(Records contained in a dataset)
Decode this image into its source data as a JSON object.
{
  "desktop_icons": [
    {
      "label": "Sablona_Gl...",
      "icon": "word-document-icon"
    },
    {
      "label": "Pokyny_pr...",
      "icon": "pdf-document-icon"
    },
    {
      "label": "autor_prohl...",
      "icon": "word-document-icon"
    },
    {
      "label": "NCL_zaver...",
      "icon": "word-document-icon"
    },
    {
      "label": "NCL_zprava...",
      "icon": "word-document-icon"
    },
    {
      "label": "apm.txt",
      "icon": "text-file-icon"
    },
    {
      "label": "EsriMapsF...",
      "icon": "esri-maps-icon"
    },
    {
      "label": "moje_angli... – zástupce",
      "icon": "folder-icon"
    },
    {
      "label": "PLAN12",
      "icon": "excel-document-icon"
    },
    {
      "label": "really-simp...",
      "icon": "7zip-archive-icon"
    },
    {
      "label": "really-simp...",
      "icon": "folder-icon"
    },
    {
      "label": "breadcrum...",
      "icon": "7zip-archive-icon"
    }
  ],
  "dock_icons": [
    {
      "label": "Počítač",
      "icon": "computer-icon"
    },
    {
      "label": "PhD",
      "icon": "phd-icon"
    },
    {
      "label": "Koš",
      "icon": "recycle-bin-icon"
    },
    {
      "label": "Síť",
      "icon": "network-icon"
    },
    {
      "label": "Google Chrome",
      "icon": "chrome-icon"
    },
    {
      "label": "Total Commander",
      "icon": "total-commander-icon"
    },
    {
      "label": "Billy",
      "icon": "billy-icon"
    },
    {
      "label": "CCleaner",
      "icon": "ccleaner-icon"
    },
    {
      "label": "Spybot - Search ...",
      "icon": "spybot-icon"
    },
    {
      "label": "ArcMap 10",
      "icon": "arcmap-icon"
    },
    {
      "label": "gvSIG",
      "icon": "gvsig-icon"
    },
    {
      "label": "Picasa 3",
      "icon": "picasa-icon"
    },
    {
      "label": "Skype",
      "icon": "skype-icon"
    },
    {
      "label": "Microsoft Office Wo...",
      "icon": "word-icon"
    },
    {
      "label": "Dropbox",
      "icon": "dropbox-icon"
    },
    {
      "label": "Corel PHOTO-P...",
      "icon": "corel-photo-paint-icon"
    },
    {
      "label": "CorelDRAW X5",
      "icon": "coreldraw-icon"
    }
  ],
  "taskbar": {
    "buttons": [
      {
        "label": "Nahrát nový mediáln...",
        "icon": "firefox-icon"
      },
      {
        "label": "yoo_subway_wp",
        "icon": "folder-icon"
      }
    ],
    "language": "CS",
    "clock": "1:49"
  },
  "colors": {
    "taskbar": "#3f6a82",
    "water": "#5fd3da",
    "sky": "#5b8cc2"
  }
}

- **AIM OF THE TASK**: Send back each record exactly as it stands.

- **RESULT OF THE EXERCISE**:
Decode this image into its source data as a JSON object.
{
  "desktop_icons": [
    {
      "label": "Sablona_Gl...",
      "icon": "word-document-icon"
    },
    {
      "label": "Pokyny_pr...",
      "icon": "pdf-document-icon"
    },
    {
      "label": "autor_prohl...",
      "icon": "word-document-icon"
    },
    {
      "label": "NCL_zaver...",
      "icon": "word-document-icon"
    },
    {
      "label": "NCL_zprava...",
      "icon": "word-document-icon"
    },
    {
      "label": "apm.txt",
      "icon": "text-file-icon"
    },
    {
      "label": "EsriMapsF...",
      "icon": "esri-maps-icon"
    },
    {
      "label": "moje_angli... – zástupce",
      "icon": "folder-icon"
    },
    {
      "label": "PLAN12",
      "icon": "excel-document-icon"
    },
    {
      "label": "really-simp...",
      "icon": "7zip-archive-icon"
    },
    {
      "label": "really-simp...",
      "icon": "folder-icon"
    },
    {
      "label": "breadcrum...",
      "icon": "7zip-archive-icon"
    }
  ],
  "dock_icons": [
    {
      "label": "Počítač",
      "icon": "computer-icon"
    },
    {
      "label": "PhD",
      "icon": "phd-icon"
    },
    {
      "label": "Koš",
      "icon": "recycle-bin-icon"
    },
    {
      "label": "Síť",
      "icon": "network-icon"
    },
    {
      "label": "Google Chrome",
      "icon": "chrome-icon"
    },
    {
      "label": "Total Commander",
      "icon": "total-commander-icon"
    },
    {
      "label": "Billy",
      "icon": "billy-icon"
    },
    {
      "label": "CCleaner",
      "icon": "ccleaner-icon"
    },
    {
      "label": "Spybot - Search ...",
      "icon": "spybot-icon"
    },
    {
      "label": "ArcMap 10",
      "icon": "arcmap-icon"
    },
    {
      "label": "gvSIG",
      "icon": "gvsig-icon"
    },
    {
      "label": "Picasa 3",
      "icon": "picasa-icon"
    },
    {
      "label": "Skype",
      "icon": "skype-icon"
    },
    {
      "label": "Microsoft Office Wo...",
      "icon": "word-icon"
    },
    {
      "label": "Dropbox",
      "icon": "dropbox-icon"
    },
    {
      "label": "Corel PHOTO-P...",
      "icon": "corel-photo-paint-icon"
    },
    {
      "label": "CorelDRAW X5",
      "icon": "coreldraw-icon"
    }
  ],
  "taskbar": {
    "buttons": [
      {
        "label": "Nahrát nový mediáln...",
        "icon": "firefox-icon"
      },
      {
        "label": "yoo_subway_wp",
        "icon": "folder-icon"
      }
    ],
    "language": "CS",
    "clock": "1:49"
  },
  "colors": {
    "taskbar": "#3f6a82",
    "water": "#5fd3da",
    "sky": "#5b8cc2"
  }
}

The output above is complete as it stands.